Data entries
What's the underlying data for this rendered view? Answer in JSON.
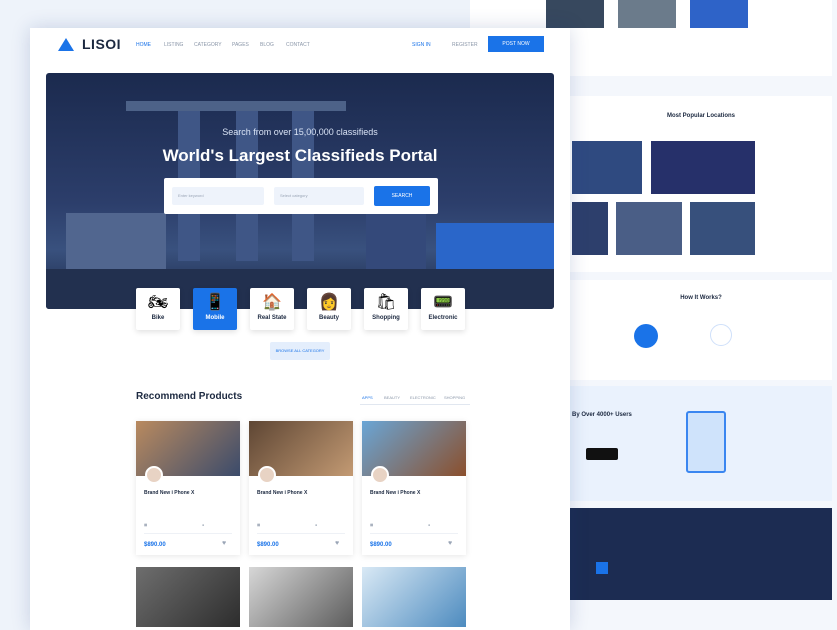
{
  "brand": {
    "name": "LISOI"
  },
  "nav": {
    "links": [
      "HOME",
      "LISTING",
      "CATEGORY",
      "PAGES",
      "BLOG",
      "CONTACT"
    ],
    "sign_in": "SIGN IN",
    "register": "REGISTER",
    "post_button": "POST NOW"
  },
  "hero": {
    "subtitle": "Search from over 15,00,000 classifieds",
    "title": "World's Largest Classifieds Portal",
    "keyword_placeholder": "Enter keyword",
    "category_placeholder": "Select category",
    "search_button": "SEARCH"
  },
  "categories": [
    {
      "label": "Bike",
      "icon": "motorbike-icon",
      "glyph": "🏍"
    },
    {
      "label": "Mobile",
      "icon": "mobile-icon",
      "glyph": "📱"
    },
    {
      "label": "Real State",
      "icon": "house-icon",
      "glyph": "🏠"
    },
    {
      "label": "Beauty",
      "icon": "woman-icon",
      "glyph": "👩"
    },
    {
      "label": "Shopping",
      "icon": "shopping-icon",
      "glyph": "🛍"
    },
    {
      "label": "Electronic",
      "icon": "electronic-icon",
      "glyph": "📟"
    }
  ],
  "browse_button": "BROWSE ALL CATEGORY",
  "recommend": {
    "title": "Recommend Products",
    "tabs": [
      "APPS",
      "BEAUTY",
      "ELECTRONIC",
      "SHOPPING"
    ],
    "cards": [
      {
        "title": "Brand New i Phone X",
        "price": "$890.00"
      },
      {
        "title": "Brand New i Phone X",
        "price": "$890.00"
      },
      {
        "title": "Brand New i Phone X",
        "price": "$890.00"
      }
    ]
  },
  "backpage": {
    "locations_title": "Most Popular Locations",
    "how_title": "How It Works?",
    "users_title": "By Over 4000+ Users"
  },
  "colors": {
    "accent": "#1a73e8",
    "dark": "#1c2940",
    "footer": "#1c2c52"
  }
}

- DIRECTIONS FOR THIS TASK
Return each line where "icon" shows up.

- RIGHT ANSWER
      "icon": "motorbike-icon",
      "icon": "mobile-icon",
      "icon": "house-icon",
      "icon": "woman-icon",
      "icon": "shopping-icon",
      "icon": "electronic-icon",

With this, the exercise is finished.